[Exercise]:
Return the material exactly as supplied, apart from the pictures, which are omitted.

[Entries provided]:
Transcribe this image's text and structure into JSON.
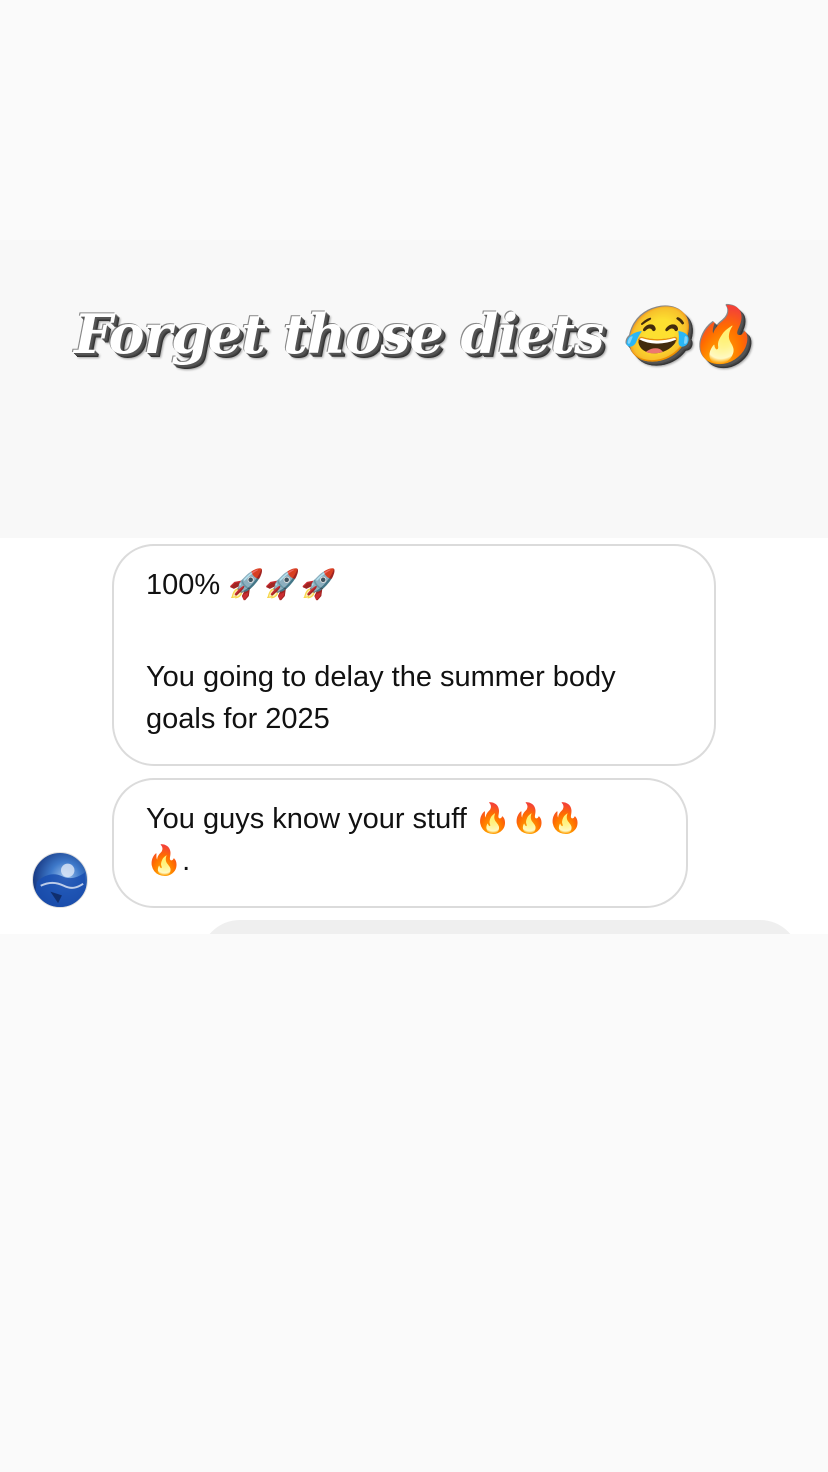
{
  "story": {
    "caption": "Forget those diets 😂🔥"
  },
  "messages": [
    {
      "lines": [
        "100% 🚀🚀🚀",
        "",
        "You going to delay the summer body",
        "goals for 2025"
      ]
    },
    {
      "lines": [
        "You guys know your stuff 🔥🔥🔥",
        "🔥."
      ]
    }
  ],
  "sender": {
    "avatar_icon": "profile-photo"
  },
  "colors": {
    "bubble_border": "#dbdbdb",
    "text": "#111111",
    "background": "#fafafa",
    "chat_background": "#ffffff",
    "next_bubble": "#efefef"
  }
}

[Solution for this exercise]:
Transcribe this image's text and structure into JSON.
{
  "story": {
    "caption": "Forget those diets 😂🔥"
  },
  "messages": [
    {
      "lines": [
        "100% 🚀🚀🚀",
        "",
        "You going to delay the summer body",
        "goals for 2025"
      ]
    },
    {
      "lines": [
        "You guys know your stuff 🔥🔥🔥",
        "🔥."
      ]
    }
  ],
  "sender": {
    "avatar_icon": "profile-photo"
  },
  "colors": {
    "bubble_border": "#dbdbdb",
    "text": "#111111",
    "background": "#fafafa",
    "chat_background": "#ffffff",
    "next_bubble": "#efefef"
  }
}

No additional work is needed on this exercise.